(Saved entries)
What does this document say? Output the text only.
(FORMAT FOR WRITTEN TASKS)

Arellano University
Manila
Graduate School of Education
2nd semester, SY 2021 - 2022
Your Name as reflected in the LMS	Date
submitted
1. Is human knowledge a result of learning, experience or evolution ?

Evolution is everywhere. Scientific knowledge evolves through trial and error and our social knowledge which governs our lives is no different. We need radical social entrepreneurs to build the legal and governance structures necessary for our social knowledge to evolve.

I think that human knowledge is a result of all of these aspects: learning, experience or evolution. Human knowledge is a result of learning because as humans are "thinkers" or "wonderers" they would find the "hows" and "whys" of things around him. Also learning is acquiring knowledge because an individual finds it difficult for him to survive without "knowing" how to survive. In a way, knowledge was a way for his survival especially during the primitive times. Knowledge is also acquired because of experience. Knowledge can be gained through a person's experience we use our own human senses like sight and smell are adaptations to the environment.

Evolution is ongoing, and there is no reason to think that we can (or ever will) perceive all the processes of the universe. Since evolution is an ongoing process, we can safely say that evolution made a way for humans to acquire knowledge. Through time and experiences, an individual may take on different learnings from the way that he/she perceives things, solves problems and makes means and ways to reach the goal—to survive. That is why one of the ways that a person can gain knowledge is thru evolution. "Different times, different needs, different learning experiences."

• **Required work**
Extract all of the data shown above without alteration.

• **Result of this task**
What does this document say? Output the text only.
(FORMAT FOR WRITTEN TASKS)

Arellano University
Manila
Graduate School of Education
2nd semester, SY 2021 - 2022
Your Name as reflected in the LMS	Date
submitted
1. Is human knowledge a result of learning, experience or evolution ?

Evolution is everywhere. Scientific knowledge evolves through trial and error and our social knowledge which governs our lives is no different. We need radical social entrepreneurs to build the legal and governance structures necessary for our social knowledge to evolve.

I think that human knowledge is a result of all of these aspects: learning, experience or evolution. Human knowledge is a result of learning because as humans are "thinkers" or "wonderers" they would find the "hows" and "whys" of things around him. Also learning is acquiring knowledge because an individual finds it difficult for him to survive without "knowing" how to survive. In a way, knowledge was a way for his survival especially during the primitive times. Knowledge is also acquired because of experience. Knowledge can be gained through a person's experience we use our own human senses like sight and smell are adaptations to the environment.

Evolution is ongoing, and there is no reason to think that we can (or ever will) perceive all the processes of the universe. Since evolution is an ongoing process, we can safely say that evolution made a way for humans to acquire knowledge. Through time and experiences, an individual may take on different learnings from the way that he/she perceives things, solves problems and makes means and ways to reach the goal—to survive. That is why one of the ways that a person can gain knowledge is thru evolution. "Different times, different needs, different learning experiences."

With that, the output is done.